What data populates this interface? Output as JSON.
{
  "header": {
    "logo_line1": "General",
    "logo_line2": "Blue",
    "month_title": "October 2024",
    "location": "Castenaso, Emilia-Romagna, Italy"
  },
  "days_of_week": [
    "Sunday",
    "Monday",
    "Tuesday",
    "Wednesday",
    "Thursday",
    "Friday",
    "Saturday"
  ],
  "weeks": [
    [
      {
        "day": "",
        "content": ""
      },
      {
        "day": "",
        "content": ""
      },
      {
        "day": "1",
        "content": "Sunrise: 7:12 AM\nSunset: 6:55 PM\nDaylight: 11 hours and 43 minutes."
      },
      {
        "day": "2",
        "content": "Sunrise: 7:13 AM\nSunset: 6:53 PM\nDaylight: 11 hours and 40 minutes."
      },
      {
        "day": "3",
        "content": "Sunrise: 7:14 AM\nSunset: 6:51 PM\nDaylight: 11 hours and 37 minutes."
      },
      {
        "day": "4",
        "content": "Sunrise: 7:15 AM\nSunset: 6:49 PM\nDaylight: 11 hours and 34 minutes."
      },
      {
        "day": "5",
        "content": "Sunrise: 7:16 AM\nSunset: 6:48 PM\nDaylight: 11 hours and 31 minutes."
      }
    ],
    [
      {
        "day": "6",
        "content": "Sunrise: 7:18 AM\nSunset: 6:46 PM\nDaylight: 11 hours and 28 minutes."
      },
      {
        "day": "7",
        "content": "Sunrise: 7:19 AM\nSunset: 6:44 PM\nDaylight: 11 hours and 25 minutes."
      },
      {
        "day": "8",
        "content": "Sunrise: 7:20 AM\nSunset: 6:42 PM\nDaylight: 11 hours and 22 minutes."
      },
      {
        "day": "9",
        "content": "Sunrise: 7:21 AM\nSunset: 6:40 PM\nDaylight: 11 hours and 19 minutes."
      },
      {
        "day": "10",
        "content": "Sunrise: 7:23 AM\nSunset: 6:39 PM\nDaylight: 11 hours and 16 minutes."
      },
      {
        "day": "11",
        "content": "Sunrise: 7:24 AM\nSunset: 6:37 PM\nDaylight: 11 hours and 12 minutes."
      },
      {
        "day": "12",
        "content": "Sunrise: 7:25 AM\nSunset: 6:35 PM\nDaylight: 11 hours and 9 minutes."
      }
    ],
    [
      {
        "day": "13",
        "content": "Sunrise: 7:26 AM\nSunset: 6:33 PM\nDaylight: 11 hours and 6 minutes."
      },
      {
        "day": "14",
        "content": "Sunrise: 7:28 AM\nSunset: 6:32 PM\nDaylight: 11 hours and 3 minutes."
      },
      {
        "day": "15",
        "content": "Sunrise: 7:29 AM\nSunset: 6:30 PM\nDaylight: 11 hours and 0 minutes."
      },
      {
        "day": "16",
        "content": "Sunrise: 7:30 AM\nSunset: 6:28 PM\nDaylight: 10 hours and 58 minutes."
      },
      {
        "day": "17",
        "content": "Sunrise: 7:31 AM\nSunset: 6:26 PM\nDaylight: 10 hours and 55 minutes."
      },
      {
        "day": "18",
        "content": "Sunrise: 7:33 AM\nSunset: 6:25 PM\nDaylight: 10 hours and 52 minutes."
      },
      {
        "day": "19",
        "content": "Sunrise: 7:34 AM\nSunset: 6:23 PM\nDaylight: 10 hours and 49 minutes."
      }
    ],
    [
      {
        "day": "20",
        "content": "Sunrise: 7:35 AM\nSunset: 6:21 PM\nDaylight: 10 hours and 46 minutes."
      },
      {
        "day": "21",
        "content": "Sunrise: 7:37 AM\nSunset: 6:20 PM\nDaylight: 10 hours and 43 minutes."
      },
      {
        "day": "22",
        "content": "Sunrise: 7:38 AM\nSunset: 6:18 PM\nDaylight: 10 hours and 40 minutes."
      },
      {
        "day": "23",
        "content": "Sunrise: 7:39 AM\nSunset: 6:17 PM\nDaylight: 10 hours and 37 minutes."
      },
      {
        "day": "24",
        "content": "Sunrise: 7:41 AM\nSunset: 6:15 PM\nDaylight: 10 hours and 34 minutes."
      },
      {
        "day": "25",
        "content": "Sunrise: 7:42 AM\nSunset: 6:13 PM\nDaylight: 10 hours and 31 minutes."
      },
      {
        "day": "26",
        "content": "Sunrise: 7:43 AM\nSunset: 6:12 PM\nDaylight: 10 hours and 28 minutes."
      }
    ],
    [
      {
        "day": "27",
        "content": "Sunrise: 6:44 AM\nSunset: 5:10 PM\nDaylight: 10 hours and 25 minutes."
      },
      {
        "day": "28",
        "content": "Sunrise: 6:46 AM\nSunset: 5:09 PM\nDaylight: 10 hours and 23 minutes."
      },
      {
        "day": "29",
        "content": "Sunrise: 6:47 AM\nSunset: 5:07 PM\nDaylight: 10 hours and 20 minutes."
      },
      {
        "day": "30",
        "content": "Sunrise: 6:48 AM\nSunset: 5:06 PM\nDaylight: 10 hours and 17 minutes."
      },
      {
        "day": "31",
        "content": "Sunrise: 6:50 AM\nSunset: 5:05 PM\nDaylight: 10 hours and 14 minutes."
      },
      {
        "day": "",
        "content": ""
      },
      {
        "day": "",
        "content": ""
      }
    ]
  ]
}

########################################

Repeat the lines above exactly.

» COMPLETED EXERCISE:
What data populates this interface? Output as JSON.
{
  "header": {
    "logo_line1": "General",
    "logo_line2": "Blue",
    "month_title": "October 2024",
    "location": "Castenaso, Emilia-Romagna, Italy"
  },
  "days_of_week": [
    "Sunday",
    "Monday",
    "Tuesday",
    "Wednesday",
    "Thursday",
    "Friday",
    "Saturday"
  ],
  "weeks": [
    [
      {
        "day": "",
        "content": ""
      },
      {
        "day": "",
        "content": ""
      },
      {
        "day": "1",
        "content": "Sunrise: 7:12 AM\nSunset: 6:55 PM\nDaylight: 11 hours and 43 minutes."
      },
      {
        "day": "2",
        "content": "Sunrise: 7:13 AM\nSunset: 6:53 PM\nDaylight: 11 hours and 40 minutes."
      },
      {
        "day": "3",
        "content": "Sunrise: 7:14 AM\nSunset: 6:51 PM\nDaylight: 11 hours and 37 minutes."
      },
      {
        "day": "4",
        "content": "Sunrise: 7:15 AM\nSunset: 6:49 PM\nDaylight: 11 hours and 34 minutes."
      },
      {
        "day": "5",
        "content": "Sunrise: 7:16 AM\nSunset: 6:48 PM\nDaylight: 11 hours and 31 minutes."
      }
    ],
    [
      {
        "day": "6",
        "content": "Sunrise: 7:18 AM\nSunset: 6:46 PM\nDaylight: 11 hours and 28 minutes."
      },
      {
        "day": "7",
        "content": "Sunrise: 7:19 AM\nSunset: 6:44 PM\nDaylight: 11 hours and 25 minutes."
      },
      {
        "day": "8",
        "content": "Sunrise: 7:20 AM\nSunset: 6:42 PM\nDaylight: 11 hours and 22 minutes."
      },
      {
        "day": "9",
        "content": "Sunrise: 7:21 AM\nSunset: 6:40 PM\nDaylight: 11 hours and 19 minutes."
      },
      {
        "day": "10",
        "content": "Sunrise: 7:23 AM\nSunset: 6:39 PM\nDaylight: 11 hours and 16 minutes."
      },
      {
        "day": "11",
        "content": "Sunrise: 7:24 AM\nSunset: 6:37 PM\nDaylight: 11 hours and 12 minutes."
      },
      {
        "day": "12",
        "content": "Sunrise: 7:25 AM\nSunset: 6:35 PM\nDaylight: 11 hours and 9 minutes."
      }
    ],
    [
      {
        "day": "13",
        "content": "Sunrise: 7:26 AM\nSunset: 6:33 PM\nDaylight: 11 hours and 6 minutes."
      },
      {
        "day": "14",
        "content": "Sunrise: 7:28 AM\nSunset: 6:32 PM\nDaylight: 11 hours and 3 minutes."
      },
      {
        "day": "15",
        "content": "Sunrise: 7:29 AM\nSunset: 6:30 PM\nDaylight: 11 hours and 0 minutes."
      },
      {
        "day": "16",
        "content": "Sunrise: 7:30 AM\nSunset: 6:28 PM\nDaylight: 10 hours and 58 minutes."
      },
      {
        "day": "17",
        "content": "Sunrise: 7:31 AM\nSunset: 6:26 PM\nDaylight: 10 hours and 55 minutes."
      },
      {
        "day": "18",
        "content": "Sunrise: 7:33 AM\nSunset: 6:25 PM\nDaylight: 10 hours and 52 minutes."
      },
      {
        "day": "19",
        "content": "Sunrise: 7:34 AM\nSunset: 6:23 PM\nDaylight: 10 hours and 49 minutes."
      }
    ],
    [
      {
        "day": "20",
        "content": "Sunrise: 7:35 AM\nSunset: 6:21 PM\nDaylight: 10 hours and 46 minutes."
      },
      {
        "day": "21",
        "content": "Sunrise: 7:37 AM\nSunset: 6:20 PM\nDaylight: 10 hours and 43 minutes."
      },
      {
        "day": "22",
        "content": "Sunrise: 7:38 AM\nSunset: 6:18 PM\nDaylight: 10 hours and 40 minutes."
      },
      {
        "day": "23",
        "content": "Sunrise: 7:39 AM\nSunset: 6:17 PM\nDaylight: 10 hours and 37 minutes."
      },
      {
        "day": "24",
        "content": "Sunrise: 7:41 AM\nSunset: 6:15 PM\nDaylight: 10 hours and 34 minutes."
      },
      {
        "day": "25",
        "content": "Sunrise: 7:42 AM\nSunset: 6:13 PM\nDaylight: 10 hours and 31 minutes."
      },
      {
        "day": "26",
        "content": "Sunrise: 7:43 AM\nSunset: 6:12 PM\nDaylight: 10 hours and 28 minutes."
      }
    ],
    [
      {
        "day": "27",
        "content": "Sunrise: 6:44 AM\nSunset: 5:10 PM\nDaylight: 10 hours and 25 minutes."
      },
      {
        "day": "28",
        "content": "Sunrise: 6:46 AM\nSunset: 5:09 PM\nDaylight: 10 hours and 23 minutes."
      },
      {
        "day": "29",
        "content": "Sunrise: 6:47 AM\nSunset: 5:07 PM\nDaylight: 10 hours and 20 minutes."
      },
      {
        "day": "30",
        "content": "Sunrise: 6:48 AM\nSunset: 5:06 PM\nDaylight: 10 hours and 17 minutes."
      },
      {
        "day": "31",
        "content": "Sunrise: 6:50 AM\nSunset: 5:05 PM\nDaylight: 10 hours and 14 minutes."
      },
      {
        "day": "",
        "content": ""
      },
      {
        "day": "",
        "content": ""
      }
    ]
  ]
}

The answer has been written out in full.